[AIM OF THE EXERCISE]:
Pick out the lines below that include the string "sell".

··· DATA ROWS

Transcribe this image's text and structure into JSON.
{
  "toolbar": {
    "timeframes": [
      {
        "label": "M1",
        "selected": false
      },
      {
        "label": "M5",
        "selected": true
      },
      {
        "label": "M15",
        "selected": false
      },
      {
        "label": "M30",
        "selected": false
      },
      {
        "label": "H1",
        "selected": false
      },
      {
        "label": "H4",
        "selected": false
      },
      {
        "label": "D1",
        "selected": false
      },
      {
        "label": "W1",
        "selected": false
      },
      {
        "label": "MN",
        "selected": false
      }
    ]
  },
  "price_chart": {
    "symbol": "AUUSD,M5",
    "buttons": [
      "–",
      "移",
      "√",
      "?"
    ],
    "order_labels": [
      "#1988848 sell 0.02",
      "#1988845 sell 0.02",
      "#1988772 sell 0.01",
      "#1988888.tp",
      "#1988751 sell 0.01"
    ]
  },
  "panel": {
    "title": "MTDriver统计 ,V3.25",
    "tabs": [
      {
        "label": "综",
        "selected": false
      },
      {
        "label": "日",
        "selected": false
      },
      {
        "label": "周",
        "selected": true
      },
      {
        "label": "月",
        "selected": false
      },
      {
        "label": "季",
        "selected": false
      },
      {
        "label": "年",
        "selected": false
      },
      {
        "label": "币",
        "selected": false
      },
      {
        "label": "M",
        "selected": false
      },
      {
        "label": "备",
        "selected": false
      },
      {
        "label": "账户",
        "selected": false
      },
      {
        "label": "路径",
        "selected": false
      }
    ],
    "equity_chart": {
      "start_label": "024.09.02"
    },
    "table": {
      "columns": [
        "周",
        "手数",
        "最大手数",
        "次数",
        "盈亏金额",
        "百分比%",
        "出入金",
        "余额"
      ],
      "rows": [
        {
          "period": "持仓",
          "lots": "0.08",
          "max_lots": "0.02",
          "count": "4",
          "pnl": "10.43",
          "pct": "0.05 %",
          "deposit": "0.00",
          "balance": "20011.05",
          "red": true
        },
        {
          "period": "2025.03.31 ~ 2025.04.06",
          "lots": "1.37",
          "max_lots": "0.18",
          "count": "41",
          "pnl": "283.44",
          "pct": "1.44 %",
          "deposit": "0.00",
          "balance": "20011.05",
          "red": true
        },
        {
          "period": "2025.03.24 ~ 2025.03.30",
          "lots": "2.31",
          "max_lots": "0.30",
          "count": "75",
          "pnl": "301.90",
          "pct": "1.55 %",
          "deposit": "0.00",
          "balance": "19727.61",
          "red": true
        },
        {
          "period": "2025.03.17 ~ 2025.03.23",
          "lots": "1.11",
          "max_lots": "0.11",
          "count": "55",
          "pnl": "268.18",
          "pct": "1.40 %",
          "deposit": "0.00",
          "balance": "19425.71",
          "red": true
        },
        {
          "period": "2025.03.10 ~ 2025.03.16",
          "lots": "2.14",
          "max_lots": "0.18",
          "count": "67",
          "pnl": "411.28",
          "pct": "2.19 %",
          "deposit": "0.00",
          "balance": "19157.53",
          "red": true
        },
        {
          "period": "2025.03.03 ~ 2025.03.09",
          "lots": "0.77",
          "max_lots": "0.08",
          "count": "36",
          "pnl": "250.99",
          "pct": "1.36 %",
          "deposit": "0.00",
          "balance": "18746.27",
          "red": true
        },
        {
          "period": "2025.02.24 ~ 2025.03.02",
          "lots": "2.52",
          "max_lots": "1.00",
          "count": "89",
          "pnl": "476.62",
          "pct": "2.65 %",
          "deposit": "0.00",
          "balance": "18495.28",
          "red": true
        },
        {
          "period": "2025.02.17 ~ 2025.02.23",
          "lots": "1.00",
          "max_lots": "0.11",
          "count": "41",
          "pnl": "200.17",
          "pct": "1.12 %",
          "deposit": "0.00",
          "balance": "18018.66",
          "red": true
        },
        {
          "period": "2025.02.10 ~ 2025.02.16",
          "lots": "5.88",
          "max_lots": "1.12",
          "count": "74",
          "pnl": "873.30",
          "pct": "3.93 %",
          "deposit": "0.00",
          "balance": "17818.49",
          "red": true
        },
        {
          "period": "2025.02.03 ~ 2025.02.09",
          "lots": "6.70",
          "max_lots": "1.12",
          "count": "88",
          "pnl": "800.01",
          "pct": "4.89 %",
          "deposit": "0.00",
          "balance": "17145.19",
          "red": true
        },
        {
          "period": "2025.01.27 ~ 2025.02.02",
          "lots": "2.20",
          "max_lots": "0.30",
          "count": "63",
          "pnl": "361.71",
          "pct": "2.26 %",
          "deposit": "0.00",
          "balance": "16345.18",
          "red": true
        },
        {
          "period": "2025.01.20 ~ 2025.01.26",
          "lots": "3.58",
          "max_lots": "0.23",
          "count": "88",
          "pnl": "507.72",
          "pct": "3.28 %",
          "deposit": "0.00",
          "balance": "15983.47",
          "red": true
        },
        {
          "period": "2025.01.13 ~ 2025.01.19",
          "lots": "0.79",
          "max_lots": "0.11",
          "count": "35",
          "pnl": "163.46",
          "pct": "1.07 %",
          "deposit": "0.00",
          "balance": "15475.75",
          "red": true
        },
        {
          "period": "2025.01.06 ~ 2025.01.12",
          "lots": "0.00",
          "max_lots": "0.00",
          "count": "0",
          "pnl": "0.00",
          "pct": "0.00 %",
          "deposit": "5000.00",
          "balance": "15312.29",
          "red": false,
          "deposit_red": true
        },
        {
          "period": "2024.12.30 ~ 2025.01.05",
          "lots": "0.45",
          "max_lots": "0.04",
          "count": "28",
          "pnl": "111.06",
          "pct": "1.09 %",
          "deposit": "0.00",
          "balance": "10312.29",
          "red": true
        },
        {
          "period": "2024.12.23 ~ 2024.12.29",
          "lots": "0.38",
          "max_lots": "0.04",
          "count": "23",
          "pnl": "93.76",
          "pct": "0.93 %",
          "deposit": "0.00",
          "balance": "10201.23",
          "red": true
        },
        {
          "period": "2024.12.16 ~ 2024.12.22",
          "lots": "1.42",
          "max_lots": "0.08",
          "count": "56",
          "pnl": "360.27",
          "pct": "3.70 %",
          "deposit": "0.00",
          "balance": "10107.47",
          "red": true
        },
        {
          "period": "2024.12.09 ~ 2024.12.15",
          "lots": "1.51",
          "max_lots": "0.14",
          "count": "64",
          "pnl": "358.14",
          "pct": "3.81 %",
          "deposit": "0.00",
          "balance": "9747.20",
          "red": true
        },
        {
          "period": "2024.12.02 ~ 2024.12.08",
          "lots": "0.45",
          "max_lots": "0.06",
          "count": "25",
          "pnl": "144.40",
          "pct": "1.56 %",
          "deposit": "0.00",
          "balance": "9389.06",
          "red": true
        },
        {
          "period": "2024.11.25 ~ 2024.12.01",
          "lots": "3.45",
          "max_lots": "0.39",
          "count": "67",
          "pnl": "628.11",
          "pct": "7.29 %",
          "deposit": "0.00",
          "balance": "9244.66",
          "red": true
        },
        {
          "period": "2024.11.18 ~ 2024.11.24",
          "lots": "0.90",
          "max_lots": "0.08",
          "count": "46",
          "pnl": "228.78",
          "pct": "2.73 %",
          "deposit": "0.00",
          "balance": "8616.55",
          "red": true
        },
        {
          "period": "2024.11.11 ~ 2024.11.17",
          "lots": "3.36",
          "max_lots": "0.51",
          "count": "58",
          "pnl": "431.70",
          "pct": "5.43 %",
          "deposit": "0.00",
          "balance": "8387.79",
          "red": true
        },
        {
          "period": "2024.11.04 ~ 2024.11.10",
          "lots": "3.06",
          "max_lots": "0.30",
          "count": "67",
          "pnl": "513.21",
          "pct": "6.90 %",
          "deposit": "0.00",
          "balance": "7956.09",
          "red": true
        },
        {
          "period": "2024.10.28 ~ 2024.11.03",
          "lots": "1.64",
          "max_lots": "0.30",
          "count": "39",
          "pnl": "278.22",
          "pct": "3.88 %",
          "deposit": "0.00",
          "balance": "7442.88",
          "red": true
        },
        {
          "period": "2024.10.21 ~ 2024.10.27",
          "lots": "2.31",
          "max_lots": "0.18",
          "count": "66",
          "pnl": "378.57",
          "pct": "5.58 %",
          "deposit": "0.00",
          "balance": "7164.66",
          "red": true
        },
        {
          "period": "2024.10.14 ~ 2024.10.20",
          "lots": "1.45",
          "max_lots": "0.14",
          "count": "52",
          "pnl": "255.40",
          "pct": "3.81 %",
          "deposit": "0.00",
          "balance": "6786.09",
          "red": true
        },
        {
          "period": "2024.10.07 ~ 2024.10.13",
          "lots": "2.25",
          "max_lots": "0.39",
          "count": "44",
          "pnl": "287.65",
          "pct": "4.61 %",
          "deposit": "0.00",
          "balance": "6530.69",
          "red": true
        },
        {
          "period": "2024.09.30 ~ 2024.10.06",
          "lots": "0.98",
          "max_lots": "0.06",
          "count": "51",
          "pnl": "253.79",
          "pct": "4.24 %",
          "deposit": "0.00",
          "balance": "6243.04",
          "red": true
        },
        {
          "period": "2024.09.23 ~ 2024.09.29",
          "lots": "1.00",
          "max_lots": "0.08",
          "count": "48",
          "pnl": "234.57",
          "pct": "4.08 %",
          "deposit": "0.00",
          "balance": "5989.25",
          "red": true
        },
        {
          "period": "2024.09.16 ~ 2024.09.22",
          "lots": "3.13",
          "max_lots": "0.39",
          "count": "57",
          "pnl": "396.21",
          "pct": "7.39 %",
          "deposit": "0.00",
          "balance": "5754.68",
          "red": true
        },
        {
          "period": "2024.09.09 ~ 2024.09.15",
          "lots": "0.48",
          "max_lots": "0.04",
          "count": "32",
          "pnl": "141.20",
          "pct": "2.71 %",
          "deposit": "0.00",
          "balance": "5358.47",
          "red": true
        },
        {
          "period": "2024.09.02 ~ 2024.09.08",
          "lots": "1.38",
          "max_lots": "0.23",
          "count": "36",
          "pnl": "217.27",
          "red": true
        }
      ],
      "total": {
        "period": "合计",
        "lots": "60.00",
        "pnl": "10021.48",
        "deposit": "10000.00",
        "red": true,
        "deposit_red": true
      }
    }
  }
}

······

[PROBLEM SOLUTION]:
      "#1988848 sell 0.02",
      "#1988845 sell 0.02",
      "#1988772 sell 0.01",
      "#1988751 sell 0.01"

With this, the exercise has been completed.